> _TASK STATEMENT_:
In your copy, include every line of the listing below exactly but none of the pictures.

Collection entries
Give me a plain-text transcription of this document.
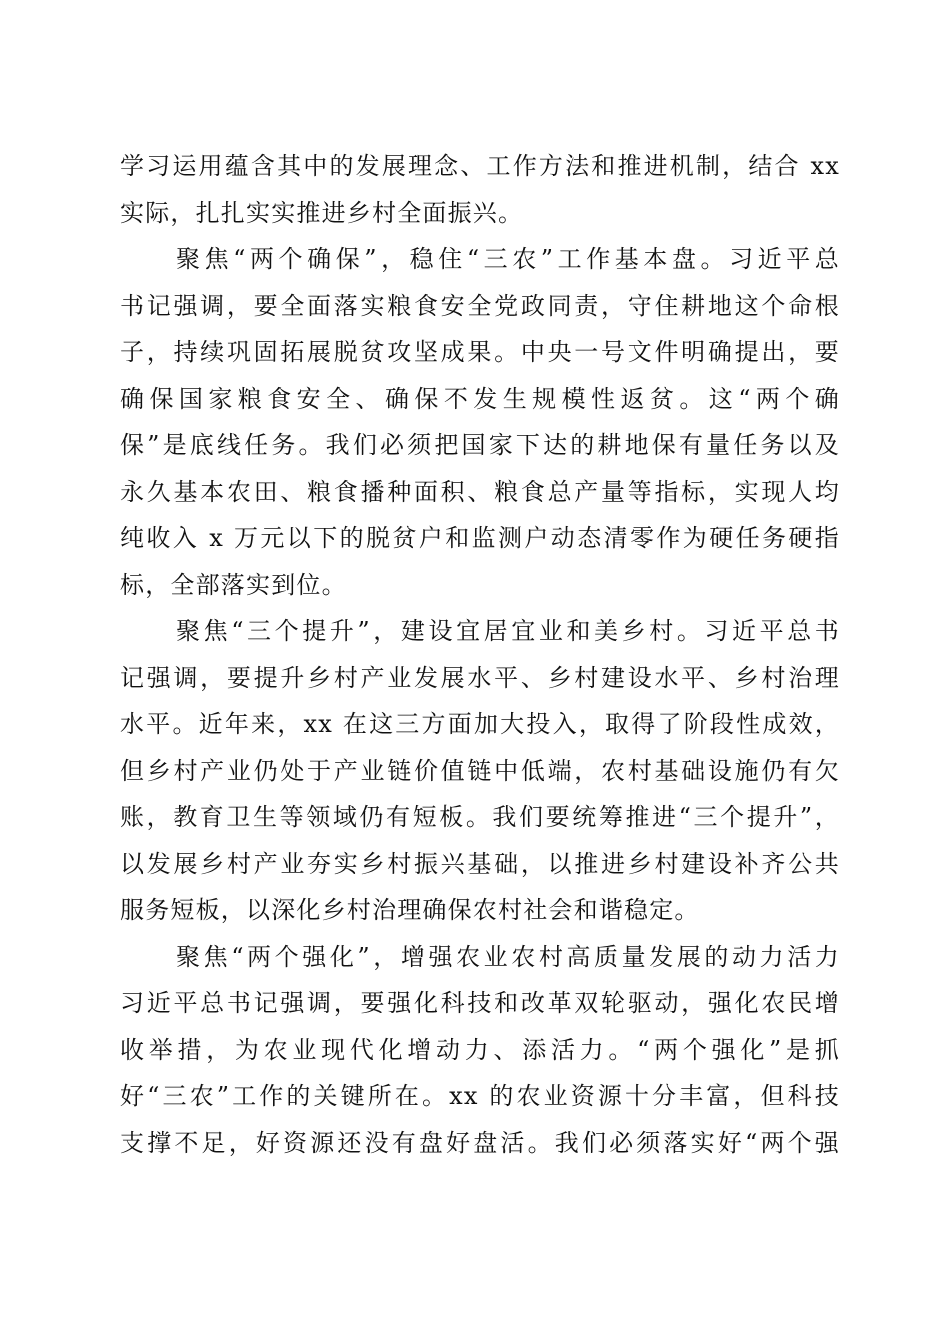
学习运用蕴含其中的发展理念、工作方法和推进机制，结合 xx
实际，扎扎实实推进乡村全面振兴。
聚焦“两个确保”，稳住“三农”工作基本盘。习近平总
书记强调，要全面落实粮食安全党政同责，守住耕地这个命根
子，持续巩固拓展脱贫攻坚成果。中央一号文件明确提出，要
确保国家粮食安全、确保不发生规模性返贫。这“两个确
保”是底线任务。我们必须把国家下达的耕地保有量任务以及
永久基本农田、粮食播种面积、粮食总产量等指标，实现人均
纯收入 x 万元以下的脱贫户和监测户动态清零作为硬任务硬指
标，全部落实到位。
聚焦“三个提升”，建设宜居宜业和美乡村。习近平总书
记强调，要提升乡村产业发展水平、乡村建设水平、乡村治理
水平。近年来，xx 在这三方面加大投入，取得了阶段性成效，
但乡村产业仍处于产业链价值链中低端，农村基础设施仍有欠
账，教育卫生等领域仍有短板。我们要统筹推进“三个提升”，
以发展乡村产业夯实乡村振兴基础，以推进乡村建设补齐公共
服务短板，以深化乡村治理确保农村社会和谐稳定。
聚焦“两个强化”，增强农业农村高质量发展的动力活力
习近平总书记强调，要强化科技和改革双轮驱动，强化农民增
收举措，为农业现代化增动力、添活力。“两个强化”是抓
好“三农”工作的关键所在。xx 的农业资源十分丰富，但科技
支撑不足，好资源还没有盘好盘活。我们必须落实好“两个强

> _WRITTEN ANSWER_:
Give me a plain-text transcription of this document.
学习运用蕴含其中的发展理念、工作方法和推进机制，结合 xx
实际，扎扎实实推进乡村全面振兴。
聚焦“两个确保”，稳住“三农”工作基本盘。习近平总
书记强调，要全面落实粮食安全党政同责，守住耕地这个命根
子，持续巩固拓展脱贫攻坚成果。中央一号文件明确提出，要
确保国家粮食安全、确保不发生规模性返贫。这“两个确
保”是底线任务。我们必须把国家下达的耕地保有量任务以及
永久基本农田、粮食播种面积、粮食总产量等指标，实现人均
纯收入 x 万元以下的脱贫户和监测户动态清零作为硬任务硬指
标，全部落实到位。
聚焦“三个提升”，建设宜居宜业和美乡村。习近平总书
记强调，要提升乡村产业发展水平、乡村建设水平、乡村治理
水平。近年来，xx 在这三方面加大投入，取得了阶段性成效，
但乡村产业仍处于产业链价值链中低端，农村基础设施仍有欠
账，教育卫生等领域仍有短板。我们要统筹推进“三个提升”，
以发展乡村产业夯实乡村振兴基础，以推进乡村建设补齐公共
服务短板，以深化乡村治理确保农村社会和谐稳定。
聚焦“两个强化”，增强农业农村高质量发展的动力活力
习近平总书记强调，要强化科技和改革双轮驱动，强化农民增
收举措，为农业现代化增动力、添活力。“两个强化”是抓
好“三农”工作的关键所在。xx 的农业资源十分丰富，但科技
支撑不足，好资源还没有盘好盘活。我们必须落实好“两个强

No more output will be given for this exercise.